┌─ Extrait du document

Présentation des dispositifs des arrêts publiés au Bulletin civil de la Cour de cassation, en droit de la responsabilité, la semaine du 12 avril 2021.

Responsabilité contractuelle – garantie de parfait achèvement – cause étrangère
« Selon l'arrêt attaqué (Versailles, 17 octobre 2019), la société Courbevoie, qui a entrepris la construction d'un immeuble collectif d'habitation sous la maîtrise d'oeuvre de la société IF architectes, assurée auprès de la Mutuelle des architectes français (MAF), a confié le lot « sols souples-parquets » à la société Systèmes et méthodes des sols (société SMS), assurée auprès de la SMABTP.

La réception des travaux a été prononcée le 6 novembre 2014.
Par acte du 24 juillet 2015, la société Courbevoie, assignée en réparation par des acquéreurs en l'état futur d'achèvement, qui, ayant pris possession de leur bien après avoir obtenu la dépose et le remplacement du parquet, invoquaient un retard de livraison et des désordres affectant le nouveau parquet, a appelé en intervention forcée les intervenants à l'acte de construire et leurs assureurs.

└─
┌─ Jeu d'enregistrements

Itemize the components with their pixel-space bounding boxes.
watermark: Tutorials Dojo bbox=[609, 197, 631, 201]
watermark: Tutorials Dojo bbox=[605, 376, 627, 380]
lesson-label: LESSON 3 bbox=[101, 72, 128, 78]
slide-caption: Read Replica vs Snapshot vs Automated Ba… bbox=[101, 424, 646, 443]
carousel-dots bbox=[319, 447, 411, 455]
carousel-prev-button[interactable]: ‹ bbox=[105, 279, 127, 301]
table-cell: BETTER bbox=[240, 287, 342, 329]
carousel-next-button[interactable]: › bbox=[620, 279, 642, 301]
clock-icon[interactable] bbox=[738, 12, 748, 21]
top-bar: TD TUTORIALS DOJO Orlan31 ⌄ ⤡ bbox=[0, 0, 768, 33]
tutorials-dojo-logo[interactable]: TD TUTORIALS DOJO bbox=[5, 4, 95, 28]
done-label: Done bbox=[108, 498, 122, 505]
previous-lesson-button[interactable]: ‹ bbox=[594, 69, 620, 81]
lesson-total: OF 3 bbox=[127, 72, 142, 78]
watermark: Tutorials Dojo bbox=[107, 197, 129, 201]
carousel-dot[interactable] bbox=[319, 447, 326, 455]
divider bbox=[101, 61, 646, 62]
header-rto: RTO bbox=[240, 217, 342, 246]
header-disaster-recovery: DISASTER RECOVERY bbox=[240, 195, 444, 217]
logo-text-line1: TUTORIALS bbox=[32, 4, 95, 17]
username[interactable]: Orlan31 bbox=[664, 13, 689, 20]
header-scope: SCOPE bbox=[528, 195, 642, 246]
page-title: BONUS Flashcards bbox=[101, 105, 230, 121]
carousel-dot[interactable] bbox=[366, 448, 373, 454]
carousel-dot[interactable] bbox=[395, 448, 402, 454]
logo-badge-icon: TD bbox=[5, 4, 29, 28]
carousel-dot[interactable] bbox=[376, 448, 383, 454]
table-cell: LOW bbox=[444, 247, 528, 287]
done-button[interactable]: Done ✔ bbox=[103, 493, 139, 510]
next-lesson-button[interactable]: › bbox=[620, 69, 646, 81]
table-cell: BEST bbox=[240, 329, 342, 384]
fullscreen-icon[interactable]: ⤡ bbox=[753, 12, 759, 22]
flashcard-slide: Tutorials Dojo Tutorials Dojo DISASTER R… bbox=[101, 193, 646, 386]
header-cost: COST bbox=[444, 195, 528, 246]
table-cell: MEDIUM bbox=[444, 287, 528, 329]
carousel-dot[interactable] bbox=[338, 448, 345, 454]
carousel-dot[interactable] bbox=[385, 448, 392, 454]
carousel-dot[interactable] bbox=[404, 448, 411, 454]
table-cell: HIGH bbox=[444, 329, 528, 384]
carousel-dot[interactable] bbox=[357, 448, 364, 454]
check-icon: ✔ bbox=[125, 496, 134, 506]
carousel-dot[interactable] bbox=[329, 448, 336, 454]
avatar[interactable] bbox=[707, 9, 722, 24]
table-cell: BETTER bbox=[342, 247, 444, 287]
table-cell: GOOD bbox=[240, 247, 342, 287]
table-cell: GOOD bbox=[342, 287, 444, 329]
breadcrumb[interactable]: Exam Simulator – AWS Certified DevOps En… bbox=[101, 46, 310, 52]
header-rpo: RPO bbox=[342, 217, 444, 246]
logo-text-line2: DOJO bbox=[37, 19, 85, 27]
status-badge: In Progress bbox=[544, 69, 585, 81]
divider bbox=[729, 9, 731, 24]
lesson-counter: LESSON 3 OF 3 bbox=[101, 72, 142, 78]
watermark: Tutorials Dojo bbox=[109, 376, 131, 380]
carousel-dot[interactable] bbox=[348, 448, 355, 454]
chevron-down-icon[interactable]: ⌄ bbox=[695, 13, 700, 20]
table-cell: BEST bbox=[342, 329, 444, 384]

└─

[Tâches]:
(A) Indiquez si chacune des affirmations suivantes concorde avec l'extrait sur la responsabilité contractuelle, en répondant par oui ou non et en citant les mots décisifs de l'extrait : (i) la réception des travaux a été prononcée en 2014 ; (ii) le lot « sols souples-parquets » a été confié à la société IF architectes ; (iii) la société SMS était assurée auprès de la MAF.
(B) D'après l'extrait sur la responsabilité contractuelle, quelle cour a rendu l'arrêt attaqué, et à quelle date ?
(C) Rédigez la suite de l'extrait sur la responsabilité contractuelle à partir de sa dernière phrase, s'il vous plaît.
Les enregistrements constituent un matériau distinct, sans lien avec l'extrait.

[Réponses par tâche]:
(A)
(i) Oui : « La réception des travaux a été prononcée le 6 novembre 2014. »
(ii) Non : « a confié le lot « sols souples-parquets » à la société Systèmes et méthodes des sols (société SMS) »
(iii) Non : « (société SMS), assurée auprès de la SMABTP »

(B) La cour de Versailles, le 17 octobre 2019.

(C)
La cour d'appel a retenu à bon droit qu'en l'absence de notification préalable à l'entrepreneur des désordres révélés postérieurement à la réception, qu'une assignation, même délivrée avant l'expiration du délai d'un an prévu à l'article 1792-6 du Code civil, ne peut suppléer, les demandes indemnitaires du maître de l'ouvrage fondées sur la garantie de parfait achèvement ne pouvaient être accueillies.
Le moyen n'est donc pas fondé.
 
Vu l'article 1147 du Code civil, dans sa rédaction antérieure à celle issue de l'ordonnance du 10 février 2016 :
Aux termes de ce texte, le débiteur est condamné, s'il y a lieu, au payement de dommages-intérêts, soit à raison de l'inexécution de l'obligation, soit à raison du retard dans l'inexécution, toutes les fois qu'il ne justifie pas que l'inexécution provient d'une cause étrangère qui ne peut lui être imputée, encore qu'il n'y ait eu aucune mauvaise foi de sa part.
Pour rejeter les demandes fondées sur la responsabilité contractuelle de la société SMS, l'arrêt retient que le choix du modèle du parquet était le fait exclusif du maître de l'ouvrage et qu'aucun défaut de pose ou d'exécution n'était imputable à celle-ci.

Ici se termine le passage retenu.